— start Extracted information —

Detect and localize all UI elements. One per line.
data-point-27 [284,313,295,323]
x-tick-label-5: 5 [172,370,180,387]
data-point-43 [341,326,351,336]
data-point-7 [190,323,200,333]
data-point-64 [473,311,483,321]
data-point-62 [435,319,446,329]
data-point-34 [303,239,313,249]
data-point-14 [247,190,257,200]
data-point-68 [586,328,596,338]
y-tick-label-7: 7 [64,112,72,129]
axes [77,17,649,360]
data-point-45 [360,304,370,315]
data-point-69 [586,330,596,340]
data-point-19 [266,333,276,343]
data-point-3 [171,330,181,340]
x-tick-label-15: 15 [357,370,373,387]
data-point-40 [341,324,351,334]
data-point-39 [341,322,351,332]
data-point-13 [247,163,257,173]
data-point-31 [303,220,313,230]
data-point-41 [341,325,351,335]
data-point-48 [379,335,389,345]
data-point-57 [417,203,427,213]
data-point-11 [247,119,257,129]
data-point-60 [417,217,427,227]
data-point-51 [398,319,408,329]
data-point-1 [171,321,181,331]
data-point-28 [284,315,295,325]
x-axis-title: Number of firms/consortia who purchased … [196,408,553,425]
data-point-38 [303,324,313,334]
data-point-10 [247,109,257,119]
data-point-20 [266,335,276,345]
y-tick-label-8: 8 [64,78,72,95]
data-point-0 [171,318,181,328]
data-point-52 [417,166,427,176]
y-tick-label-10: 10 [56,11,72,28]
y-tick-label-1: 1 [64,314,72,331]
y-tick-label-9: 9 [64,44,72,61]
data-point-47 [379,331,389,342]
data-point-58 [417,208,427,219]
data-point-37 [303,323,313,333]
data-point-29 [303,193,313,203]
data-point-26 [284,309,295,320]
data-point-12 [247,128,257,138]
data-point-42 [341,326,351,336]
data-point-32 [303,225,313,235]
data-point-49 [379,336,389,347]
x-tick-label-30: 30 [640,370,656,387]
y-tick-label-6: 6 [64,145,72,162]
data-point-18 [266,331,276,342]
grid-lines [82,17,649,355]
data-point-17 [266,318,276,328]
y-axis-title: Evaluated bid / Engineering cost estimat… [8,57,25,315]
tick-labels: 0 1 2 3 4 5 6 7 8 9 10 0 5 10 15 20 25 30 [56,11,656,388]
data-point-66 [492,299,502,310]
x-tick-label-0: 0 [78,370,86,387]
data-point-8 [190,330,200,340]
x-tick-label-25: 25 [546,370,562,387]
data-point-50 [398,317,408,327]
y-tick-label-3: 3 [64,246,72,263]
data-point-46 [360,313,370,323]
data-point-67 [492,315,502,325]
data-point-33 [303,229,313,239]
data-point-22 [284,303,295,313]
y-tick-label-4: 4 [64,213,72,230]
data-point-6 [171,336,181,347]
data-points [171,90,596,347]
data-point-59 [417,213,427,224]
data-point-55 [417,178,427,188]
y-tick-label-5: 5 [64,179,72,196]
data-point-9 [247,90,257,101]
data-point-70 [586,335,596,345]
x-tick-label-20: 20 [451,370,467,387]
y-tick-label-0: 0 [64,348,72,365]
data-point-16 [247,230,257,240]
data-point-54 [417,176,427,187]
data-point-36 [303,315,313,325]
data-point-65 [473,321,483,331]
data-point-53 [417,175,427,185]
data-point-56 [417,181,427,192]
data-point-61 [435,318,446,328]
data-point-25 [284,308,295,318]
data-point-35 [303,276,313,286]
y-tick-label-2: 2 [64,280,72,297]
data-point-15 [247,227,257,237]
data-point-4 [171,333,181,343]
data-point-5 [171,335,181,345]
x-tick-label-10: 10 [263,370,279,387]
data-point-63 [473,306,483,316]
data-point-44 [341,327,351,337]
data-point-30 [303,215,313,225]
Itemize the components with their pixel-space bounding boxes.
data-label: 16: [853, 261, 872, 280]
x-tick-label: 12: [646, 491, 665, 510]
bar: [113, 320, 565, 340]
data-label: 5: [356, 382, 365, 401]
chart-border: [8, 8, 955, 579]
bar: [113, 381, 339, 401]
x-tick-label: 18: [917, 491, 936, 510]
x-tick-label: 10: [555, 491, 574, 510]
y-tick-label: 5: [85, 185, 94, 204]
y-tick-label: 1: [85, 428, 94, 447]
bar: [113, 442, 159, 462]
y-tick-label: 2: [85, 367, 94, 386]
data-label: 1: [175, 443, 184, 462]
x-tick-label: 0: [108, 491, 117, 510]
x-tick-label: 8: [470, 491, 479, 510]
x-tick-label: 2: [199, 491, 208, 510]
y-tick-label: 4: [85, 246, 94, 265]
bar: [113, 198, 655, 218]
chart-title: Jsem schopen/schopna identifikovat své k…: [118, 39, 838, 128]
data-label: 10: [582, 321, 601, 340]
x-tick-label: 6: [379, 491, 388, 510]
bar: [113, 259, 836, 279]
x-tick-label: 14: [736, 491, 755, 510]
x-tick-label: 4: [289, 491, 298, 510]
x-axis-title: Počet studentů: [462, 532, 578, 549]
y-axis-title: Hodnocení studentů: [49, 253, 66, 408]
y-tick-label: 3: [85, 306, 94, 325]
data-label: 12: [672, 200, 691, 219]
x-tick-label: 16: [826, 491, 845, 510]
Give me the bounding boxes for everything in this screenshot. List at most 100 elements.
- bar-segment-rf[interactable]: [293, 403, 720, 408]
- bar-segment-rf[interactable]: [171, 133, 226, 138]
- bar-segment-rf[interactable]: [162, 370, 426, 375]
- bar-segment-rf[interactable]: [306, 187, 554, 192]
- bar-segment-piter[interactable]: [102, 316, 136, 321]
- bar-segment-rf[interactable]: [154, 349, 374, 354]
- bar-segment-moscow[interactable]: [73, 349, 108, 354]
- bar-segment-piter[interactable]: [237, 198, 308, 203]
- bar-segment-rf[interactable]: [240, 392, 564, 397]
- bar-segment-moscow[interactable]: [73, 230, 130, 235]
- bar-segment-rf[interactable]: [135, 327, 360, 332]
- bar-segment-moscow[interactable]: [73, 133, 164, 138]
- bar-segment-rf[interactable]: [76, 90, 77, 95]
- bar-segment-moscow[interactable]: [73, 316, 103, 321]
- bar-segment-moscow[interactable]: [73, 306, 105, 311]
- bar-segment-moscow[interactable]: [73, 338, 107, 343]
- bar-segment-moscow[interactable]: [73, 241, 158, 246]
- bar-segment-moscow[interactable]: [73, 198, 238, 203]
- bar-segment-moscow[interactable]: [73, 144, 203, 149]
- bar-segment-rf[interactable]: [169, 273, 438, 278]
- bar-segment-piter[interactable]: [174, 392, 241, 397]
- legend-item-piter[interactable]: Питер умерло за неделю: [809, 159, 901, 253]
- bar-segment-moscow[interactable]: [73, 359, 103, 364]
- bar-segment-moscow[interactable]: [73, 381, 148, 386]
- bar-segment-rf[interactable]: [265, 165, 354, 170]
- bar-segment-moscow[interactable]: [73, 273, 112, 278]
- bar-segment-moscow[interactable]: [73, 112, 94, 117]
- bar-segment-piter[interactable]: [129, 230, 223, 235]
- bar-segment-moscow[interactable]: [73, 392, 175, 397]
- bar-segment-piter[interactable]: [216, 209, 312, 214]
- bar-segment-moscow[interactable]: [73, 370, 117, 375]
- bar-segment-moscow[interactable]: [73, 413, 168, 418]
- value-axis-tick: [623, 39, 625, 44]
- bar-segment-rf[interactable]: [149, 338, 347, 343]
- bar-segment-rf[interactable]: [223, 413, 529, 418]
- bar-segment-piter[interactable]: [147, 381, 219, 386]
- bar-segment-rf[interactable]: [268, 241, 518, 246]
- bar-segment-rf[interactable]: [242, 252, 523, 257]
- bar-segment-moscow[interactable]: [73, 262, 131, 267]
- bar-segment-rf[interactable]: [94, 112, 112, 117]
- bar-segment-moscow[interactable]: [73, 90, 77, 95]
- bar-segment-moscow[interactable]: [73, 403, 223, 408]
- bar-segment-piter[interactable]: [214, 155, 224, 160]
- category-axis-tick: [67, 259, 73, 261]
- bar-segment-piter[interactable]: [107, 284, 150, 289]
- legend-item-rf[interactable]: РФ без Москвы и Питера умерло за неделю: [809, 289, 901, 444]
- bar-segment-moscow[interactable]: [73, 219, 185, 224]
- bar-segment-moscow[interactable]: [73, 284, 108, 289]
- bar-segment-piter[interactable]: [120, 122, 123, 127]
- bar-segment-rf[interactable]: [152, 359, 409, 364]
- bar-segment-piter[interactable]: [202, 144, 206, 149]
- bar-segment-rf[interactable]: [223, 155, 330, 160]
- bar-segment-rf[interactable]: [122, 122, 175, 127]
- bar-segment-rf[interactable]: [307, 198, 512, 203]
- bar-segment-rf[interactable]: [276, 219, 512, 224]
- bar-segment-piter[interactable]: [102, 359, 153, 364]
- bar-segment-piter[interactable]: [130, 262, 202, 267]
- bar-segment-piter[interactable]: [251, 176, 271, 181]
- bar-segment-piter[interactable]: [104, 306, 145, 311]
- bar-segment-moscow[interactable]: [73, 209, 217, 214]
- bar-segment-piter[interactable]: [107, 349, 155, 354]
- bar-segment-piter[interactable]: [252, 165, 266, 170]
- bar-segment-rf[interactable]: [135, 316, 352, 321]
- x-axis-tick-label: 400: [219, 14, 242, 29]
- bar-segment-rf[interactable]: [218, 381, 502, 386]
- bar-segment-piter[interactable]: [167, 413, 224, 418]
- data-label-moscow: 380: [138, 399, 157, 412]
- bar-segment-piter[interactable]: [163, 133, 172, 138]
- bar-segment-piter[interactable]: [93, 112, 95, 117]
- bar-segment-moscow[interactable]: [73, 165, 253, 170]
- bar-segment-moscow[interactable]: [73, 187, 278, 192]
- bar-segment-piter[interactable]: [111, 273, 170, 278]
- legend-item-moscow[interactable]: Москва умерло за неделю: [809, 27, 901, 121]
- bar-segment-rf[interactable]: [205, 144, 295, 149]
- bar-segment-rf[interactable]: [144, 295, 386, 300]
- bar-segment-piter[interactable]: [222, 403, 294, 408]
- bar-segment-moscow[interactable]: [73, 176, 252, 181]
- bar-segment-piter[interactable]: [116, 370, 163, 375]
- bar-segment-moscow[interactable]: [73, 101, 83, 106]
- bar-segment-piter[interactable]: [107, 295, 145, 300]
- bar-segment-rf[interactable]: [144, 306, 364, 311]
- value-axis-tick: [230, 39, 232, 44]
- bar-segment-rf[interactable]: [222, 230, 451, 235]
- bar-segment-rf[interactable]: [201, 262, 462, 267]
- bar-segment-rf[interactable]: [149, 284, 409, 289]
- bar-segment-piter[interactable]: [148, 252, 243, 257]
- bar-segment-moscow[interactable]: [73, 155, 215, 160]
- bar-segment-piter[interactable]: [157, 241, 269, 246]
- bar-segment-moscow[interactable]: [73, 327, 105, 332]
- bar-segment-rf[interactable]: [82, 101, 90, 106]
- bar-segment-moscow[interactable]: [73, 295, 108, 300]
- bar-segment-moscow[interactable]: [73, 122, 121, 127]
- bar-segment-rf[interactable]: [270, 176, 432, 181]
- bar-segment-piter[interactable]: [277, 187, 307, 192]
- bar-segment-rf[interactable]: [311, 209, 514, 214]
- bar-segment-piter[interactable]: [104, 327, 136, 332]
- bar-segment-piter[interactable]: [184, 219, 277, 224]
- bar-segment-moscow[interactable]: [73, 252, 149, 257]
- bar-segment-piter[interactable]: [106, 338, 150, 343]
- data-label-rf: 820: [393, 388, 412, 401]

— end Extracted information —

- **Short problem**: Copy out the stretch of rows from the first one through the row containing "data-point-57 [417,203,427,213]", both ends included, with every character unchanged.

- **Response for this exercise**:
Detect and localize all UI elements. One per line.
data-point-27 [284,313,295,323]
x-tick-label-5: 5 [172,370,180,387]
data-point-43 [341,326,351,336]
data-point-7 [190,323,200,333]
data-point-64 [473,311,483,321]
data-point-62 [435,319,446,329]
data-point-34 [303,239,313,249]
data-point-14 [247,190,257,200]
data-point-68 [586,328,596,338]
y-tick-label-7: 7 [64,112,72,129]
axes [77,17,649,360]
data-point-45 [360,304,370,315]
data-point-69 [586,330,596,340]
data-point-19 [266,333,276,343]
data-point-3 [171,330,181,340]
x-tick-label-15: 15 [357,370,373,387]
data-point-40 [341,324,351,334]
data-point-39 [341,322,351,332]
data-point-13 [247,163,257,173]
data-point-31 [303,220,313,230]
data-point-41 [341,325,351,335]
data-point-48 [379,335,389,345]
data-point-57 [417,203,427,213]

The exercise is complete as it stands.